# What you will do:
Whenever a line contains the string "ylabel", copy it out of the entries.

# Data:
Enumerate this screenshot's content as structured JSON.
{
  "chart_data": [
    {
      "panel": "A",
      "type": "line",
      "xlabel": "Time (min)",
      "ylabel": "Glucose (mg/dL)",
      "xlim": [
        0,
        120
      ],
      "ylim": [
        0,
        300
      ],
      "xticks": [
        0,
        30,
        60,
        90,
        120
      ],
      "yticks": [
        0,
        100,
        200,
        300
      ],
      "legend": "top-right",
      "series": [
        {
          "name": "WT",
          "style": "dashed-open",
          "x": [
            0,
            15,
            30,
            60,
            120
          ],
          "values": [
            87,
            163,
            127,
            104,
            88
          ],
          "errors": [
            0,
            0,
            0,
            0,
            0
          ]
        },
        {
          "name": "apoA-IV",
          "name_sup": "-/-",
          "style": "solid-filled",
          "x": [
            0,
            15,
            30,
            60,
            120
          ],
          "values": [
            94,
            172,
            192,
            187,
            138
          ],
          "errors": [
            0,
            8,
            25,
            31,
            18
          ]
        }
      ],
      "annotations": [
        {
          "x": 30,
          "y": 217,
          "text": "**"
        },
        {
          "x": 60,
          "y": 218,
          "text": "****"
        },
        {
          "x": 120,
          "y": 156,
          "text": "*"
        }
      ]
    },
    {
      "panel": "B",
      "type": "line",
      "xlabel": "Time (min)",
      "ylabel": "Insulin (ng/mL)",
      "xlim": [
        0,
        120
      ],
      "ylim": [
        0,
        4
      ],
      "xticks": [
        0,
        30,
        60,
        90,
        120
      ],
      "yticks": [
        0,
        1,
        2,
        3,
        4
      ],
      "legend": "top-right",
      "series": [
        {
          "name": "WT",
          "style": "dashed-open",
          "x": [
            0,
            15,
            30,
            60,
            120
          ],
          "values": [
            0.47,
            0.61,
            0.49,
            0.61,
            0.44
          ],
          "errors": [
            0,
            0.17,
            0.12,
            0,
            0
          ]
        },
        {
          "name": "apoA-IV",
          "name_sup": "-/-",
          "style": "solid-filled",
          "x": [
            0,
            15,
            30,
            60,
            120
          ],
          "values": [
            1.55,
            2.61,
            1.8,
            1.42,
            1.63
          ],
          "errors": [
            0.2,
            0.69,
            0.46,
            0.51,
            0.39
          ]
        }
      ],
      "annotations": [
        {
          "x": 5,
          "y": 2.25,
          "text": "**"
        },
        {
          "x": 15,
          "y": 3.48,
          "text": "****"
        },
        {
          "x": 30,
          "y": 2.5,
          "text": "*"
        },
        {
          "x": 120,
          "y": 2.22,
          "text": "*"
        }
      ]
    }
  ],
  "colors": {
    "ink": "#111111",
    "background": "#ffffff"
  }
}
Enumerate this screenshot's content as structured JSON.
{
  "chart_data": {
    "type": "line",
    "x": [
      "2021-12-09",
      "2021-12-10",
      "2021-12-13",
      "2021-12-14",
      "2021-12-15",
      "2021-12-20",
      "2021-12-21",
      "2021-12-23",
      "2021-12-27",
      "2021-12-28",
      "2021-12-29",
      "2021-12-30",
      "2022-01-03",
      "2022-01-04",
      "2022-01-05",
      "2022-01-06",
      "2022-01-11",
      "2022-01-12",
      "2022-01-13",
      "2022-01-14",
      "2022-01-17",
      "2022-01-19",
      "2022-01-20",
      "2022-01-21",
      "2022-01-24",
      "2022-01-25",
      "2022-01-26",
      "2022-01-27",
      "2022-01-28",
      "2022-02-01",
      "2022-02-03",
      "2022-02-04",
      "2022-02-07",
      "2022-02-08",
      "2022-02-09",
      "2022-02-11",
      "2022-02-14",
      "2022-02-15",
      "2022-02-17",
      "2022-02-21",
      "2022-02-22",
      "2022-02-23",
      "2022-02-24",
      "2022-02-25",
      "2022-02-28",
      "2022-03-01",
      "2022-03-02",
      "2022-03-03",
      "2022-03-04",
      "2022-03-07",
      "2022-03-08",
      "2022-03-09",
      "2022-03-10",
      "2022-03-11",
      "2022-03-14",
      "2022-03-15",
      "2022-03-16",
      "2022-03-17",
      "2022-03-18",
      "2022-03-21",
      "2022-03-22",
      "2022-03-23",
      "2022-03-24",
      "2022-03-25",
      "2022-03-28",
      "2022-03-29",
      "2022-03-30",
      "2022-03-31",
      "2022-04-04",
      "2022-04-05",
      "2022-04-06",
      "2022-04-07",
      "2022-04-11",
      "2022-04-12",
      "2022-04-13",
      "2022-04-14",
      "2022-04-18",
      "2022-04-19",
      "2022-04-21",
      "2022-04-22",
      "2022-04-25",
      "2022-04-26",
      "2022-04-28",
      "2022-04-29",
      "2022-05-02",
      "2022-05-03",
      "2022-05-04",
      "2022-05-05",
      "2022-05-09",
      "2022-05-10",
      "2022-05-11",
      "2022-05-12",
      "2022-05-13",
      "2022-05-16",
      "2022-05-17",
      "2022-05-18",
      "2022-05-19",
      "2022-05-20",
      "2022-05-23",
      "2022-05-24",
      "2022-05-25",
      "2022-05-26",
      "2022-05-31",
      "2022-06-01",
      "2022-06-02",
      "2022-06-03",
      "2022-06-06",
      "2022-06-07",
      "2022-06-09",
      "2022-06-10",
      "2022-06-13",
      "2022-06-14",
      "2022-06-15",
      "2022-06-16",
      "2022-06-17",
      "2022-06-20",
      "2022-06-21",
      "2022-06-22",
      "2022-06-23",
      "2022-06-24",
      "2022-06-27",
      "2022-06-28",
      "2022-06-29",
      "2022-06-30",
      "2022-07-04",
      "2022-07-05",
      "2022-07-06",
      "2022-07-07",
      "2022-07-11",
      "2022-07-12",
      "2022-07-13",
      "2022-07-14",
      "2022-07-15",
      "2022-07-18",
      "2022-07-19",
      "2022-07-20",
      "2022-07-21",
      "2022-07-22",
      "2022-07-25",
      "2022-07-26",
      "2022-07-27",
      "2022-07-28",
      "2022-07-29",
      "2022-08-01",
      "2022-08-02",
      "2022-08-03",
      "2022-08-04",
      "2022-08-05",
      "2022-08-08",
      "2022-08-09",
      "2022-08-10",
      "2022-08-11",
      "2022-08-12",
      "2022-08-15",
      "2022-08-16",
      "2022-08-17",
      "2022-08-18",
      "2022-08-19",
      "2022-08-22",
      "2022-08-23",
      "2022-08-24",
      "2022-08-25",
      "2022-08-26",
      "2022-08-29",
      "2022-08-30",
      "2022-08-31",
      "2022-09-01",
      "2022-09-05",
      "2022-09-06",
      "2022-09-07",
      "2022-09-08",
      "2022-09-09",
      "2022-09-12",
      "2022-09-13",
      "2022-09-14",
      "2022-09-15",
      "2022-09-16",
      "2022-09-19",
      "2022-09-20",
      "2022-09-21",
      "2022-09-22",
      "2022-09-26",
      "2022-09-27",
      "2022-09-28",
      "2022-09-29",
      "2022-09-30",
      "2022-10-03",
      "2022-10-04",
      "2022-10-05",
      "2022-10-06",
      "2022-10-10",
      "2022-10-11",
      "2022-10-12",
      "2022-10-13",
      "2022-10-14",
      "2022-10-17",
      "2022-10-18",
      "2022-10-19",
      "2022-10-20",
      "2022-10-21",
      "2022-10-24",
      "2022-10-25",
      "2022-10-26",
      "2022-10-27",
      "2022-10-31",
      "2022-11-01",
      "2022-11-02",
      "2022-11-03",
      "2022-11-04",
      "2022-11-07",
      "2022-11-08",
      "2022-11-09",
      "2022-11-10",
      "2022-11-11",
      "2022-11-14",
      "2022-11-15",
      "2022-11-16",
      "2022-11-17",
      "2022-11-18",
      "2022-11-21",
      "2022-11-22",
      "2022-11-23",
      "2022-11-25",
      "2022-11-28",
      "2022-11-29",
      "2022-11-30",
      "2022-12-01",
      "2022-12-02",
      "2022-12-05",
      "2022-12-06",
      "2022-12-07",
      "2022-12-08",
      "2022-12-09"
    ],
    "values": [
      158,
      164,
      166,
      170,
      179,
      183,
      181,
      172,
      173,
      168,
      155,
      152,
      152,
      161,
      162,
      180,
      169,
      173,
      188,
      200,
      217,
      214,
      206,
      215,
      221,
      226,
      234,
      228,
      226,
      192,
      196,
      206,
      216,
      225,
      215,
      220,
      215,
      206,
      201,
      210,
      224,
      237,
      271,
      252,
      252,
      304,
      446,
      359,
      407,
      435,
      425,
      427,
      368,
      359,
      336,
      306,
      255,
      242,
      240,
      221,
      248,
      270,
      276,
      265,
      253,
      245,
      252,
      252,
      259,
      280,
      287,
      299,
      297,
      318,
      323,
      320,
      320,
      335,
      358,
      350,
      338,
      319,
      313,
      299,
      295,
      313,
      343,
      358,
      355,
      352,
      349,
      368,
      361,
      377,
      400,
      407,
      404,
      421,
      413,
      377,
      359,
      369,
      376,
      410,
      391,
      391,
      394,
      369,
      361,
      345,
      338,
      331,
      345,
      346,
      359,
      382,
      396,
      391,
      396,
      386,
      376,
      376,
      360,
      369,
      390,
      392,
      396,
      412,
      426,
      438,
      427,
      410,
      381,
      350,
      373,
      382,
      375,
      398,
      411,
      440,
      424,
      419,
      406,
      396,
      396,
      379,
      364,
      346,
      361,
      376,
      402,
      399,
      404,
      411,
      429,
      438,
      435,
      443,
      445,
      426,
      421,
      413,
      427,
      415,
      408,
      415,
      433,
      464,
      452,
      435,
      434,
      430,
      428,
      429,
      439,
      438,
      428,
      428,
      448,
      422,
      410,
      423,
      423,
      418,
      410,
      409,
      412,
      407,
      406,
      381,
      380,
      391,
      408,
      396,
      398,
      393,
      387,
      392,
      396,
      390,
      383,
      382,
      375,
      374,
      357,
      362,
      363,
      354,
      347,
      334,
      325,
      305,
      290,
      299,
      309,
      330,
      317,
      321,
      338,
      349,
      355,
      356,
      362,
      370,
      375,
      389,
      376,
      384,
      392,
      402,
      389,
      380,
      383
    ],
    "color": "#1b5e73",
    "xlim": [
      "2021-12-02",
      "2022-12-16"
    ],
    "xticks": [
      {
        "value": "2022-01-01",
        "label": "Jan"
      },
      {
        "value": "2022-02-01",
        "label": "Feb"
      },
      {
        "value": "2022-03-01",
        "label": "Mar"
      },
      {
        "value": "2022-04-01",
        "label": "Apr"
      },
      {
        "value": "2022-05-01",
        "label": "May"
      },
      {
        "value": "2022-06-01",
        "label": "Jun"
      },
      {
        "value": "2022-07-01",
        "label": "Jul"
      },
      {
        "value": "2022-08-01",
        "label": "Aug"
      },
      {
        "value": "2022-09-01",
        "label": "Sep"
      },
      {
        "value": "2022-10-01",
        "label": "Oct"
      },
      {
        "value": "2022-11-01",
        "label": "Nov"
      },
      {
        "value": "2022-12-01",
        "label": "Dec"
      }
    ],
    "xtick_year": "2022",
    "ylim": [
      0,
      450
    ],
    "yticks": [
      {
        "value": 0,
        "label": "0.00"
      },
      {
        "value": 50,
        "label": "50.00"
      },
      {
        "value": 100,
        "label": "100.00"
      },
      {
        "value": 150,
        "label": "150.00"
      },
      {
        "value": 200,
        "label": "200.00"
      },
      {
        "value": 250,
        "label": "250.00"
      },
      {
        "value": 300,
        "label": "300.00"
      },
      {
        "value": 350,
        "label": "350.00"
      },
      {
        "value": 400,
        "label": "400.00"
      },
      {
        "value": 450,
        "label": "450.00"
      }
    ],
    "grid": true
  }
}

# Solution to the exercise:
      "ylabel": "Glucose (mg/dL)",
      "ylabel": "Insulin (ng/mL)",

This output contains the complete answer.